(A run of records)
★ ★ ★ ★
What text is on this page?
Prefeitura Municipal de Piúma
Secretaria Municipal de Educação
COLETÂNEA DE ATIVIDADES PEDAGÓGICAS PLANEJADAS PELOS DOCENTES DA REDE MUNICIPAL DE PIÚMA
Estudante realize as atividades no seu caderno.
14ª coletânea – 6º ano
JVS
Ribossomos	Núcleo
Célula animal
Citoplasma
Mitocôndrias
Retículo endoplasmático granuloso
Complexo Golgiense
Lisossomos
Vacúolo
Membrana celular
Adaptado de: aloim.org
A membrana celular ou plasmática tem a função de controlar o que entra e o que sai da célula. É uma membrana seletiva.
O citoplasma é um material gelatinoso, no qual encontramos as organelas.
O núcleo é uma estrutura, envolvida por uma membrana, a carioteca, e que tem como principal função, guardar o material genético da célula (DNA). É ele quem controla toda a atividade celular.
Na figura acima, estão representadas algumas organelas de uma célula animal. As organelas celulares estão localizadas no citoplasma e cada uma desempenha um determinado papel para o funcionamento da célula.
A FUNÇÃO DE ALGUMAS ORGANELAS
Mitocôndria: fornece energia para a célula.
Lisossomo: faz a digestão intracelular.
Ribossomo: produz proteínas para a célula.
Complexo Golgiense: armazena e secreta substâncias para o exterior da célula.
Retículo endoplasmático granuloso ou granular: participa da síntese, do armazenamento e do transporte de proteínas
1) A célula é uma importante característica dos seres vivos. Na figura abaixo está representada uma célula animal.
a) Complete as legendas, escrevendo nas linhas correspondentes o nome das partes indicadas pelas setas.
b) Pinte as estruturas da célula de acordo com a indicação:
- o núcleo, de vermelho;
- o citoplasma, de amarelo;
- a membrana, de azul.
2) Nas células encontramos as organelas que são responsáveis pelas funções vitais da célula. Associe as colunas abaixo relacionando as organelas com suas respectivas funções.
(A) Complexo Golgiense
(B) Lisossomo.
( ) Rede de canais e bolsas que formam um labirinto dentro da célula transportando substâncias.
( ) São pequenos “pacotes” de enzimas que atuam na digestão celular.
★ ★ ★ ★
*Goal*. Reproduce each line verbatim.

*Output of the exercise*.
What text is on this page?
Prefeitura Municipal de Piúma
Secretaria Municipal de Educação
COLETÂNEA DE ATIVIDADES PEDAGÓGICAS PLANEJADAS PELOS DOCENTES DA REDE MUNICIPAL DE PIÚMA
Estudante realize as atividades no seu caderno.
14ª coletânea – 6º ano
JVS
Ribossomos	Núcleo
Célula animal
Citoplasma
Mitocôndrias
Retículo endoplasmático granuloso
Complexo Golgiense
Lisossomos
Vacúolo
Membrana celular
Adaptado de: aloim.org
A membrana celular ou plasmática tem a função de controlar o que entra e o que sai da célula. É uma membrana seletiva.
O citoplasma é um material gelatinoso, no qual encontramos as organelas.
O núcleo é uma estrutura, envolvida por uma membrana, a carioteca, e que tem como principal função, guardar o material genético da célula (DNA). É ele quem controla toda a atividade celular.
Na figura acima, estão representadas algumas organelas de uma célula animal. As organelas celulares estão localizadas no citoplasma e cada uma desempenha um determinado papel para o funcionamento da célula.
A FUNÇÃO DE ALGUMAS ORGANELAS
Mitocôndria: fornece energia para a célula.
Lisossomo: faz a digestão intracelular.
Ribossomo: produz proteínas para a célula.
Complexo Golgiense: armazena e secreta substâncias para o exterior da célula.
Retículo endoplasmático granuloso ou granular: participa da síntese, do armazenamento e do transporte de proteínas
1) A célula é uma importante característica dos seres vivos. Na figura abaixo está representada uma célula animal.
a) Complete as legendas, escrevendo nas linhas correspondentes o nome das partes indicadas pelas setas.
b) Pinte as estruturas da célula de acordo com a indicação:
- o núcleo, de vermelho;
- o citoplasma, de amarelo;
- a membrana, de azul.
2) Nas células encontramos as organelas que são responsáveis pelas funções vitais da célula. Associe as colunas abaixo relacionando as organelas com suas respectivas funções.
(A) Complexo Golgiense
(B) Lisossomo.
( ) Rede de canais e bolsas que formam um labirinto dentro da célula transportando substâncias.
( ) São pequenos “pacotes” de enzimas que atuam na digestão celular.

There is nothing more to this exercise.